Without the pictures, set down every line of the data exactly.
++++ Dataset extract ++++
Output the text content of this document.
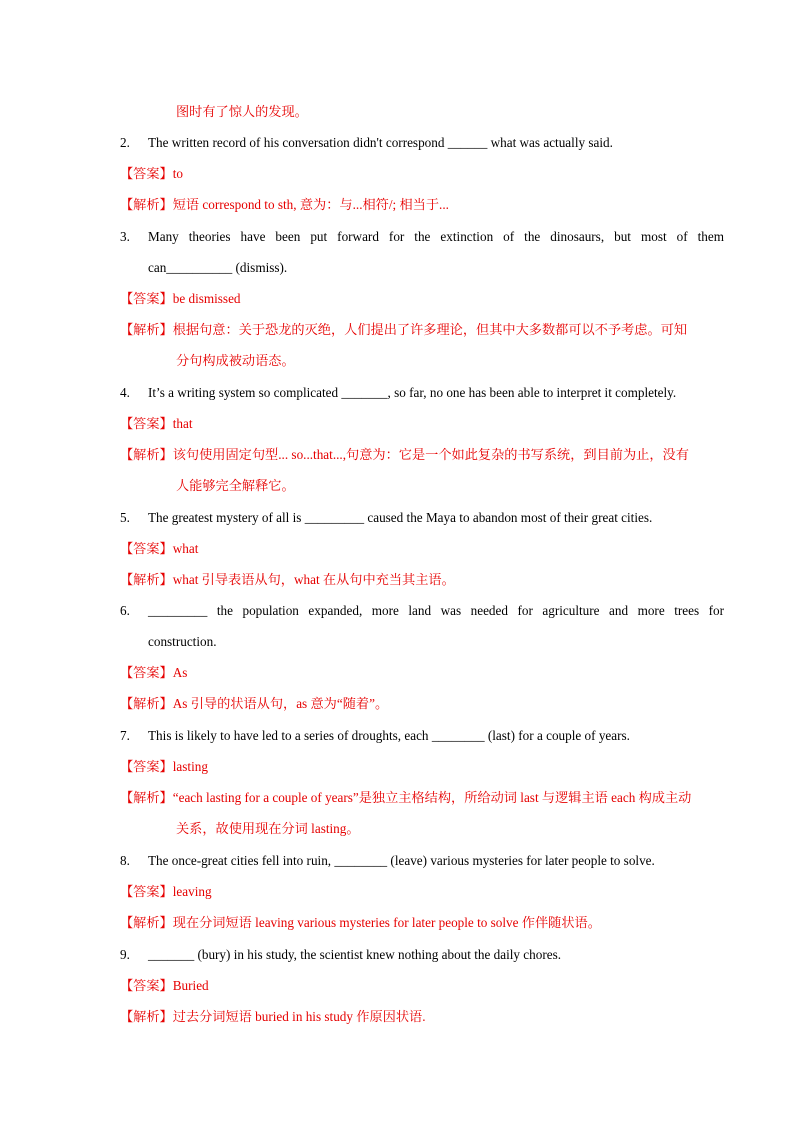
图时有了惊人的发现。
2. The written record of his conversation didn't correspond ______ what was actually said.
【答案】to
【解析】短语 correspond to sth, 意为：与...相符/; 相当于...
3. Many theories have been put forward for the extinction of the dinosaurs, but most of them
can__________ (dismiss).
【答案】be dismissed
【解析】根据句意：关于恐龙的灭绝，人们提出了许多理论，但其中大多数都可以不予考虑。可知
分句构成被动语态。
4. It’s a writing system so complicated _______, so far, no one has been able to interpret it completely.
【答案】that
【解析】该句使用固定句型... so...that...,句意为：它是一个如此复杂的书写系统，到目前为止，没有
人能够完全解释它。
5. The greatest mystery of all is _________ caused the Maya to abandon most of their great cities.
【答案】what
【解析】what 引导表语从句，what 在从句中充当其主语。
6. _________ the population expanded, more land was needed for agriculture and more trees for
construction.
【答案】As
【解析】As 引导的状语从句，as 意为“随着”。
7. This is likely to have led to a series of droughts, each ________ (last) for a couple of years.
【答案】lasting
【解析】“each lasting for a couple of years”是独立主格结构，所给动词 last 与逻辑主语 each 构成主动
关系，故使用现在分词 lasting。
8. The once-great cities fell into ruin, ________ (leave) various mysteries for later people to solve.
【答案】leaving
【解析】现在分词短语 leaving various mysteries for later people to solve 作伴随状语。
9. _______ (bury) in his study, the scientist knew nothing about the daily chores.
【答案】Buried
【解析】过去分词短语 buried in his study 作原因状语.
++++
Task result.
Output the text content of this document.
图时有了惊人的发现。
2. The written record of his conversation didn't correspond ______ what was actually said.
【答案】to
【解析】短语 correspond to sth, 意为：与...相符/; 相当于...
3. Many theories have been put forward for the extinction of the dinosaurs, but most of them
can__________ (dismiss).
【答案】be dismissed
【解析】根据句意：关于恐龙的灭绝，人们提出了许多理论，但其中大多数都可以不予考虑。可知
分句构成被动语态。
4. It’s a writing system so complicated _______, so far, no one has been able to interpret it completely.
【答案】that
【解析】该句使用固定句型... so...that...,句意为：它是一个如此复杂的书写系统，到目前为止，没有
人能够完全解释它。
5. The greatest mystery of all is _________ caused the Maya to abandon most of their great cities.
【答案】what
【解析】what 引导表语从句，what 在从句中充当其主语。
6. _________ the population expanded, more land was needed for agriculture and more trees for
construction.
【答案】As
【解析】As 引导的状语从句，as 意为“随着”。
7. This is likely to have led to a series of droughts, each ________ (last) for a couple of years.
【答案】lasting
【解析】“each lasting for a couple of years”是独立主格结构，所给动词 last 与逻辑主语 each 构成主动
关系，故使用现在分词 lasting。
8. The once-great cities fell into ruin, ________ (leave) various mysteries for later people to solve.
【答案】leaving
【解析】现在分词短语 leaving various mysteries for later people to solve 作伴随状语。
9. _______ (bury) in his study, the scientist knew nothing about the daily chores.
【答案】Buried
【解析】过去分词短语 buried in his study 作原因状语.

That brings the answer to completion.